Task brief - Copy out each line below exactly as it appears.
-- Material for the task start --
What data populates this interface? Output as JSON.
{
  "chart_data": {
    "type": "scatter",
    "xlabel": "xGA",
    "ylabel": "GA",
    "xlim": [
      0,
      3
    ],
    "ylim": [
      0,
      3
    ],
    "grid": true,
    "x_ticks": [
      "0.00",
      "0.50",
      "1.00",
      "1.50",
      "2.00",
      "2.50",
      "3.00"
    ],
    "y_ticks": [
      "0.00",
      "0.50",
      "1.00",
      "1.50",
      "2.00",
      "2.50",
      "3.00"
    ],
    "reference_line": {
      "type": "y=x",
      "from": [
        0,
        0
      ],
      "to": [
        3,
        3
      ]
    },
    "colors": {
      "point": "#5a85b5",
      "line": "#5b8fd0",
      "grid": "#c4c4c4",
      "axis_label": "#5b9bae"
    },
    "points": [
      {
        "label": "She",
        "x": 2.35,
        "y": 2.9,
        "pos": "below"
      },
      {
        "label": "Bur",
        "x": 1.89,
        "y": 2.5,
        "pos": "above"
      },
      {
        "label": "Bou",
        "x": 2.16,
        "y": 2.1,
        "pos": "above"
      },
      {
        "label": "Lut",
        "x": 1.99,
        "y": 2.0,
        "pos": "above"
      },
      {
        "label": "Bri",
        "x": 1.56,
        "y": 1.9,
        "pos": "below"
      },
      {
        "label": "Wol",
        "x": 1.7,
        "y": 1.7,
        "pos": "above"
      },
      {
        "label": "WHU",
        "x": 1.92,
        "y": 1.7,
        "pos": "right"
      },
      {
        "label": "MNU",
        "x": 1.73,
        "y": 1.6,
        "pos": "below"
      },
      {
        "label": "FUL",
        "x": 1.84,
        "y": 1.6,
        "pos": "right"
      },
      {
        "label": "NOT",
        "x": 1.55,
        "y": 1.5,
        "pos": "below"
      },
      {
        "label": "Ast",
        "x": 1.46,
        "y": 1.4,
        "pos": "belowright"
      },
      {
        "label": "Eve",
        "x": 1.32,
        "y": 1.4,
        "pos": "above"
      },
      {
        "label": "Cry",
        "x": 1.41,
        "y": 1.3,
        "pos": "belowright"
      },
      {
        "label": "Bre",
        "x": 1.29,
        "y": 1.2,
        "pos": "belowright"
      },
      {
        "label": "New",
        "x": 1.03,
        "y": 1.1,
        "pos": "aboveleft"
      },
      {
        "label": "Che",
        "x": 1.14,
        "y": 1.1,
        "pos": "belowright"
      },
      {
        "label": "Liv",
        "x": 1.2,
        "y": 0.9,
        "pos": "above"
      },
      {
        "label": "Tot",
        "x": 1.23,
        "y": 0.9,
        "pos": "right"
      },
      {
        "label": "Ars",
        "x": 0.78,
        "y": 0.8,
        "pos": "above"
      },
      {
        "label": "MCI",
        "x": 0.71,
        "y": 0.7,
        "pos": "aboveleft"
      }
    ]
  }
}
-- Material for the task end --
Written answer -
What data populates this interface? Output as JSON.
{
  "chart_data": {
    "type": "scatter",
    "xlabel": "xGA",
    "ylabel": "GA",
    "xlim": [
      0,
      3
    ],
    "ylim": [
      0,
      3
    ],
    "grid": true,
    "x_ticks": [
      "0.00",
      "0.50",
      "1.00",
      "1.50",
      "2.00",
      "2.50",
      "3.00"
    ],
    "y_ticks": [
      "0.00",
      "0.50",
      "1.00",
      "1.50",
      "2.00",
      "2.50",
      "3.00"
    ],
    "reference_line": {
      "type": "y=x",
      "from": [
        0,
        0
      ],
      "to": [
        3,
        3
      ]
    },
    "colors": {
      "point": "#5a85b5",
      "line": "#5b8fd0",
      "grid": "#c4c4c4",
      "axis_label": "#5b9bae"
    },
    "points": [
      {
        "label": "She",
        "x": 2.35,
        "y": 2.9,
        "pos": "below"
      },
      {
        "label": "Bur",
        "x": 1.89,
        "y": 2.5,
        "pos": "above"
      },
      {
        "label": "Bou",
        "x": 2.16,
        "y": 2.1,
        "pos": "above"
      },
      {
        "label": "Lut",
        "x": 1.99,
        "y": 2.0,
        "pos": "above"
      },
      {
        "label": "Bri",
        "x": 1.56,
        "y": 1.9,
        "pos": "below"
      },
      {
        "label": "Wol",
        "x": 1.7,
        "y": 1.7,
        "pos": "above"
      },
      {
        "label": "WHU",
        "x": 1.92,
        "y": 1.7,
        "pos": "right"
      },
      {
        "label": "MNU",
        "x": 1.73,
        "y": 1.6,
        "pos": "below"
      },
      {
        "label": "FUL",
        "x": 1.84,
        "y": 1.6,
        "pos": "right"
      },
      {
        "label": "NOT",
        "x": 1.55,
        "y": 1.5,
        "pos": "below"
      },
      {
        "label": "Ast",
        "x": 1.46,
        "y": 1.4,
        "pos": "belowright"
      },
      {
        "label": "Eve",
        "x": 1.32,
        "y": 1.4,
        "pos": "above"
      },
      {
        "label": "Cry",
        "x": 1.41,
        "y": 1.3,
        "pos": "belowright"
      },
      {
        "label": "Bre",
        "x": 1.29,
        "y": 1.2,
        "pos": "belowright"
      },
      {
        "label": "New",
        "x": 1.03,
        "y": 1.1,
        "pos": "aboveleft"
      },
      {
        "label": "Che",
        "x": 1.14,
        "y": 1.1,
        "pos": "belowright"
      },
      {
        "label": "Liv",
        "x": 1.2,
        "y": 0.9,
        "pos": "above"
      },
      {
        "label": "Tot",
        "x": 1.23,
        "y": 0.9,
        "pos": "right"
      },
      {
        "label": "Ars",
        "x": 0.78,
        "y": 0.8,
        "pos": "above"
      },
      {
        "label": "MCI",
        "x": 0.71,
        "y": 0.7,
        "pos": "aboveleft"
      }
    ]
  }
}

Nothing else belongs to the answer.